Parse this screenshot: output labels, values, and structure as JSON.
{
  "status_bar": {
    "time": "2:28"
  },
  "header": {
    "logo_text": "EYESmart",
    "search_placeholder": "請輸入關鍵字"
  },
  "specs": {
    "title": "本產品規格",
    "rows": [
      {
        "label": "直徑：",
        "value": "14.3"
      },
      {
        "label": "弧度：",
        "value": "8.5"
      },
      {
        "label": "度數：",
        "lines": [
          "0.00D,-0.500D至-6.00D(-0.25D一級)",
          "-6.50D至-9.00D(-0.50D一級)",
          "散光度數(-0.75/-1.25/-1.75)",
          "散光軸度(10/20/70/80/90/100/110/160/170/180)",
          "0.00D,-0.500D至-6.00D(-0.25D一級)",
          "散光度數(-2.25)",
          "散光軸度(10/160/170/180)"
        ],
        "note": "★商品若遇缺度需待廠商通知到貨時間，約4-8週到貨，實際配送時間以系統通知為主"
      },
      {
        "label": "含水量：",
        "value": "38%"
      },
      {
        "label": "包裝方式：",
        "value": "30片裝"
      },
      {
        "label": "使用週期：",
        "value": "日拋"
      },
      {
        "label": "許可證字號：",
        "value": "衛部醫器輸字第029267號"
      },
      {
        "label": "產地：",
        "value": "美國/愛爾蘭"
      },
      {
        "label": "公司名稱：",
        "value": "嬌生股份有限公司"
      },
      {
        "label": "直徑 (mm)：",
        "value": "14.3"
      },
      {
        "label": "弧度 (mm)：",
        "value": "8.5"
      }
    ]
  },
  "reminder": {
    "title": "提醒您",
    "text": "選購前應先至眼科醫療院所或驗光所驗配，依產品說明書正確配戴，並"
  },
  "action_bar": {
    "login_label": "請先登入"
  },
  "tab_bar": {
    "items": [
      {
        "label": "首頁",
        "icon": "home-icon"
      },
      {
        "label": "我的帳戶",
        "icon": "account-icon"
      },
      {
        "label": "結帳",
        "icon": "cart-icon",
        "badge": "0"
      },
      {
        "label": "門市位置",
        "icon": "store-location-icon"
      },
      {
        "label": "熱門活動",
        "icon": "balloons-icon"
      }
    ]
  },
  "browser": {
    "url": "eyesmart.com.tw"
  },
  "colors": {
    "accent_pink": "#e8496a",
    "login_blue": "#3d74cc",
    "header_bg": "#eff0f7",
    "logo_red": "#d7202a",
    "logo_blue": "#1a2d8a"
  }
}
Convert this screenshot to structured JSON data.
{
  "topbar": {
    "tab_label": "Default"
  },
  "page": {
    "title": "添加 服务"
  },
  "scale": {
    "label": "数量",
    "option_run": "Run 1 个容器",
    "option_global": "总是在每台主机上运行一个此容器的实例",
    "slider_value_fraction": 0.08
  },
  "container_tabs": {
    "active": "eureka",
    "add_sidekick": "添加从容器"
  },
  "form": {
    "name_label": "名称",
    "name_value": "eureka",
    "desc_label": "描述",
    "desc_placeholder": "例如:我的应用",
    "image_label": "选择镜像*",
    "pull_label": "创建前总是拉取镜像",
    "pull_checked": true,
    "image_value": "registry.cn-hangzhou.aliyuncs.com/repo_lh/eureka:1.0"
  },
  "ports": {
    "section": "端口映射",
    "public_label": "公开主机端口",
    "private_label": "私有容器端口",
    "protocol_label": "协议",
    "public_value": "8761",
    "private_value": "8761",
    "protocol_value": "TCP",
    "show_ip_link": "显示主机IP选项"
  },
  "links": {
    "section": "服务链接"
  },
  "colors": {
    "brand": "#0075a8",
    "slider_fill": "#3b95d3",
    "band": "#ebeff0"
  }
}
____________
**Task brief**: Take the listing above and set it down exactly.

**Answer for the task**:
Parse this screenshot: output labels, values, and structure as JSON.
{
  "status_bar": {
    "time": "2:28"
  },
  "header": {
    "logo_text": "EYESmart",
    "search_placeholder": "請輸入關鍵字"
  },
  "specs": {
    "title": "本產品規格",
    "rows": [
      {
        "label": "直徑：",
        "value": "14.3"
      },
      {
        "label": "弧度：",
        "value": "8.5"
      },
      {
        "label": "度數：",
        "lines": [
          "0.00D,-0.500D至-6.00D(-0.25D一級)",
          "-6.50D至-9.00D(-0.50D一級)",
          "散光度數(-0.75/-1.25/-1.75)",
          "散光軸度(10/20/70/80/90/100/110/160/170/180)",
          "0.00D,-0.500D至-6.00D(-0.25D一級)",
          "散光度數(-2.25)",
          "散光軸度(10/160/170/180)"
        ],
        "note": "★商品若遇缺度需待廠商通知到貨時間，約4-8週到貨，實際配送時間以系統通知為主"
      },
      {
        "label": "含水量：",
        "value": "38%"
      },
      {
        "label": "包裝方式：",
        "value": "30片裝"
      },
      {
        "label": "使用週期：",
        "value": "日拋"
      },
      {
        "label": "許可證字號：",
        "value": "衛部醫器輸字第029267號"
      },
      {
        "label": "產地：",
        "value": "美國/愛爾蘭"
      },
      {
        "label": "公司名稱：",
        "value": "嬌生股份有限公司"
      },
      {
        "label": "直徑 (mm)：",
        "value": "14.3"
      },
      {
        "label": "弧度 (mm)：",
        "value": "8.5"
      }
    ]
  },
  "reminder": {
    "title": "提醒您",
    "text": "選購前應先至眼科醫療院所或驗光所驗配，依產品說明書正確配戴，並"
  },
  "action_bar": {
    "login_label": "請先登入"
  },
  "tab_bar": {
    "items": [
      {
        "label": "首頁",
        "icon": "home-icon"
      },
      {
        "label": "我的帳戶",
        "icon": "account-icon"
      },
      {
        "label": "結帳",
        "icon": "cart-icon",
        "badge": "0"
      },
      {
        "label": "門市位置",
        "icon": "store-location-icon"
      },
      {
        "label": "熱門活動",
        "icon": "balloons-icon"
      }
    ]
  },
  "browser": {
    "url": "eyesmart.com.tw"
  },
  "colors": {
    "accent_pink": "#e8496a",
    "login_blue": "#3d74cc",
    "header_bg": "#eff0f7",
    "logo_red": "#d7202a",
    "logo_blue": "#1a2d8a"
  }
}
Convert this screenshot to structured JSON data.
{
  "topbar": {
    "tab_label": "Default"
  },
  "page": {
    "title": "添加 服务"
  },
  "scale": {
    "label": "数量",
    "option_run": "Run 1 个容器",
    "option_global": "总是在每台主机上运行一个此容器的实例",
    "slider_value_fraction": 0.08
  },
  "container_tabs": {
    "active": "eureka",
    "add_sidekick": "添加从容器"
  },
  "form": {
    "name_label": "名称",
    "name_value": "eureka",
    "desc_label": "描述",
    "desc_placeholder": "例如:我的应用",
    "image_label": "选择镜像*",
    "pull_label": "创建前总是拉取镜像",
    "pull_checked": true,
    "image_value": "registry.cn-hangzhou.aliyuncs.com/repo_lh/eureka:1.0"
  },
  "ports": {
    "section": "端口映射",
    "public_label": "公开主机端口",
    "private_label": "私有容器端口",
    "protocol_label": "协议",
    "public_value": "8761",
    "private_value": "8761",
    "protocol_value": "TCP",
    "show_ip_link": "显示主机IP选项"
  },
  "links": {
    "section": "服务链接"
  },
  "colors": {
    "brand": "#0075a8",
    "slider_fill": "#3b95d3",
    "band": "#ebeff0"
  }
}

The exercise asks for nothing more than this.